Rows from a figure dataset
------------------------------------
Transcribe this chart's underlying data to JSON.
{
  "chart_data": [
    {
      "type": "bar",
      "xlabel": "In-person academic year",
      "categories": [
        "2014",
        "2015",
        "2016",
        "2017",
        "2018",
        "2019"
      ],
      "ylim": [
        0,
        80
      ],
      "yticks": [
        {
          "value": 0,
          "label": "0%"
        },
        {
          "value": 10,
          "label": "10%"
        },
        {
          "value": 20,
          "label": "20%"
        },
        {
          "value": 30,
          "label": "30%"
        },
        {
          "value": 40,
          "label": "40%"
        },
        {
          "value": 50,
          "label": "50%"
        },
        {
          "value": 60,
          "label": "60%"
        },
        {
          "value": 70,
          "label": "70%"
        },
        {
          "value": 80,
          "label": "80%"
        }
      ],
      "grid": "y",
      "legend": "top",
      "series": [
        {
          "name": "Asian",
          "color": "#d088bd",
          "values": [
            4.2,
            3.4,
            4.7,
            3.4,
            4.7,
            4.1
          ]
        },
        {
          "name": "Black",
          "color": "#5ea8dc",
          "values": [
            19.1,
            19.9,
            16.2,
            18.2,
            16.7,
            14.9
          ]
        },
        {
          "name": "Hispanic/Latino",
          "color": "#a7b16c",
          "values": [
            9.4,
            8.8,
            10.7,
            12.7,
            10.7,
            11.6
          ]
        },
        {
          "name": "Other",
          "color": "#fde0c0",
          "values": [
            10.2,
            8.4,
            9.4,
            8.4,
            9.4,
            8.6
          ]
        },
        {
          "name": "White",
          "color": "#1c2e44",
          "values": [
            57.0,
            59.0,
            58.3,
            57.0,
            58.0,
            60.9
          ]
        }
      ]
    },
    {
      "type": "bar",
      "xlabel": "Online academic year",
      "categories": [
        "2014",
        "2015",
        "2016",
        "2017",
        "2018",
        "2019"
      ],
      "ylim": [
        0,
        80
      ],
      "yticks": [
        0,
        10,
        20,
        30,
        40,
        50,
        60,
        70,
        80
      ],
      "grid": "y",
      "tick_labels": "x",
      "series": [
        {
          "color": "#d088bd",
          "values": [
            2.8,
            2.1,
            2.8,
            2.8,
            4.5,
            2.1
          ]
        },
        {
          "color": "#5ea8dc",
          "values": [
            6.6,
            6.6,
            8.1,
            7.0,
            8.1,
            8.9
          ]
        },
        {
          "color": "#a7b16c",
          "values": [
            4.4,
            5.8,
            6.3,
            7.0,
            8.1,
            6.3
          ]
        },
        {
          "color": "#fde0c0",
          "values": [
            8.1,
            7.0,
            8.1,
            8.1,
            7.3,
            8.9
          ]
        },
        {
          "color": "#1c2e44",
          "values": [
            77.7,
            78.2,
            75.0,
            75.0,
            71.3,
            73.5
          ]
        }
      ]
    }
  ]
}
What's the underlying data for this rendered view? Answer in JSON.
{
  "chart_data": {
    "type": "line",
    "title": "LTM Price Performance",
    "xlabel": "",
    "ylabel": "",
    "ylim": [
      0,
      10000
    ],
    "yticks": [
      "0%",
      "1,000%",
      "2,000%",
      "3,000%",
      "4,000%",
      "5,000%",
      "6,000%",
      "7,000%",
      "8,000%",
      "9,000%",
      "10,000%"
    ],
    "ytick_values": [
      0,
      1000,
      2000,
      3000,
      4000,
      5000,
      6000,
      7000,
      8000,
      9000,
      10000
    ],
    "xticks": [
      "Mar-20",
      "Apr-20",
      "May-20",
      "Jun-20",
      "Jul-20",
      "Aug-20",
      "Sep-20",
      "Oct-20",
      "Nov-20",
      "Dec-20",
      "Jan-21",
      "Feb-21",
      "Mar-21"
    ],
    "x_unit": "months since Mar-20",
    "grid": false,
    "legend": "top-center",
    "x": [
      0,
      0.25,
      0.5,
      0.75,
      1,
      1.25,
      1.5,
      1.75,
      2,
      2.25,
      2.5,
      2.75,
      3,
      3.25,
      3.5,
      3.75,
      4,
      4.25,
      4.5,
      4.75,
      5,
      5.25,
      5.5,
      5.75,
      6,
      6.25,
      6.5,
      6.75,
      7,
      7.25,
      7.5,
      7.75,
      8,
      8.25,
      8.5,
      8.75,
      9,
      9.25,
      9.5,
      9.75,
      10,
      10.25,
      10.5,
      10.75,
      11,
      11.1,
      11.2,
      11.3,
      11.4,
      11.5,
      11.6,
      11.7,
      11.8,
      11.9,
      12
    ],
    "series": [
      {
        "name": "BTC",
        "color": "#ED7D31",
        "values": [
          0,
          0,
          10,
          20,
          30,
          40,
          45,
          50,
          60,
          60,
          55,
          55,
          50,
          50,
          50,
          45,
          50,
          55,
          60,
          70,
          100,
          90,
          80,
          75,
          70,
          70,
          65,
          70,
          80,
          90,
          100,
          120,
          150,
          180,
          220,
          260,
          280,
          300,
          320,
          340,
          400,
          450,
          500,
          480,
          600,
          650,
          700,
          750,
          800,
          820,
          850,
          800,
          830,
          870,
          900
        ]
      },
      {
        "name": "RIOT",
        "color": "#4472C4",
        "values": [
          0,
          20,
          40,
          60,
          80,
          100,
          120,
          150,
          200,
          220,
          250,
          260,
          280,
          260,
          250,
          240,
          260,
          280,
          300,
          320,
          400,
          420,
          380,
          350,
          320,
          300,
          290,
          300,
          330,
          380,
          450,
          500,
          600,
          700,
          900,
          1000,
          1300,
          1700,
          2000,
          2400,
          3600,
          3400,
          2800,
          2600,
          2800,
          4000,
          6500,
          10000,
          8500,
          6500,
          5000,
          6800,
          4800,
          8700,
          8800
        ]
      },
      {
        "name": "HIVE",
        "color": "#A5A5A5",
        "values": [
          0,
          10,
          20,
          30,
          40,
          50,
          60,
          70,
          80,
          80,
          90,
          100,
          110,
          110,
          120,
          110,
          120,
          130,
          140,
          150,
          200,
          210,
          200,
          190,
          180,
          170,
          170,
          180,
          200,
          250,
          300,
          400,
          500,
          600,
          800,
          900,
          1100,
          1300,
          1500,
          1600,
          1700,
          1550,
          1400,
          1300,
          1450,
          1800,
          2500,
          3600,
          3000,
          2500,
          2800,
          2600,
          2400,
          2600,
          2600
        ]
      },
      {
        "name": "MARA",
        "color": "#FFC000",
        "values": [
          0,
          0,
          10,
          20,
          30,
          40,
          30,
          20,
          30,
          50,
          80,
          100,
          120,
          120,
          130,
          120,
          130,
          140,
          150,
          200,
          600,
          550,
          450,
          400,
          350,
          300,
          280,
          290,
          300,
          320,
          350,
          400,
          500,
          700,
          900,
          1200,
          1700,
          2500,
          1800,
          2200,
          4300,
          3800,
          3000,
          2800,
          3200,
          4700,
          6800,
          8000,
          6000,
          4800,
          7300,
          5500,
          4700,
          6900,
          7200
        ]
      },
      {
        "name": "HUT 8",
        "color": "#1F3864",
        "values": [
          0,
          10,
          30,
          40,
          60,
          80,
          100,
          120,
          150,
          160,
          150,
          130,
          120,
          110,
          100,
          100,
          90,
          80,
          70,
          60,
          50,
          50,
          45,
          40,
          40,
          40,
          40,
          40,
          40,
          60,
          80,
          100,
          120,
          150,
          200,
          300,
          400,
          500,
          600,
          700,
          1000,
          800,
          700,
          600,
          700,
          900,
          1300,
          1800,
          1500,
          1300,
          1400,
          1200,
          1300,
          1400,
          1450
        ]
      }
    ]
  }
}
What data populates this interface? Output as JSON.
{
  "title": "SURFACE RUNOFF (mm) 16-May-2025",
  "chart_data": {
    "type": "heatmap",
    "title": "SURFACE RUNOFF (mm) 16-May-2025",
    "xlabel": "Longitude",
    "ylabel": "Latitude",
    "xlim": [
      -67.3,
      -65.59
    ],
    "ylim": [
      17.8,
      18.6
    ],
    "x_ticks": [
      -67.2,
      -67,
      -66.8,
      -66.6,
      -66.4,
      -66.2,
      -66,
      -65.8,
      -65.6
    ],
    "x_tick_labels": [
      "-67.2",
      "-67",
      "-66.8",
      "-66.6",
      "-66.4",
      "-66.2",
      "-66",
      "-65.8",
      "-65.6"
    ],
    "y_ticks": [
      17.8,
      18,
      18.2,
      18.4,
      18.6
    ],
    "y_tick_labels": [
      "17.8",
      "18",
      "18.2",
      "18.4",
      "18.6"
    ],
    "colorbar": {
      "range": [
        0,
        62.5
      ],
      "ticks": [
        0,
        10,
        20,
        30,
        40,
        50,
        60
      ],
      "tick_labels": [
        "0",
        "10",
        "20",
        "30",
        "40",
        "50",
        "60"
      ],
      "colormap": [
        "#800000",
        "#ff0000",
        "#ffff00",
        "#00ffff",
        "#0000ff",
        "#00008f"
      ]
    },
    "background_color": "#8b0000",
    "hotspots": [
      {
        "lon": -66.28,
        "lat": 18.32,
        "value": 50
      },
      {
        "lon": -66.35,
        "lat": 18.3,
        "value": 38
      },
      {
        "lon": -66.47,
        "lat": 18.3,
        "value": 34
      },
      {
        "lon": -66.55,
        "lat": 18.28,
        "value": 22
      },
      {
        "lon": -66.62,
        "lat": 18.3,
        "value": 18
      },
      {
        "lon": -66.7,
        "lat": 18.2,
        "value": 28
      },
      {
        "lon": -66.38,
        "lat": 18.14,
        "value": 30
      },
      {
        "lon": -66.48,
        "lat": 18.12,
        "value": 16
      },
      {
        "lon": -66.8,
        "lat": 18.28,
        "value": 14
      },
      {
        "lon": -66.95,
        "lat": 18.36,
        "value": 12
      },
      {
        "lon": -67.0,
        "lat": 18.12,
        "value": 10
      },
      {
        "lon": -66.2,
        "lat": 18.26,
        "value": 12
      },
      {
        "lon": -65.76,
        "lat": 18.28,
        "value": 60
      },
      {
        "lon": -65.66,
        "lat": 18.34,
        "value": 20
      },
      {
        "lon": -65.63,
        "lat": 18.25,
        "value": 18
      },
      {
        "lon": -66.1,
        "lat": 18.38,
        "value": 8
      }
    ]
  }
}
------------------------------------
→ **What the exercise asks**: Copy each line of the listing that includes "RUNOFF".

→ **Response to the task**:
  "title": "SURFACE RUNOFF (mm) 16-May-2025",
    "title": "SURFACE RUNOFF (mm) 16-May-2025",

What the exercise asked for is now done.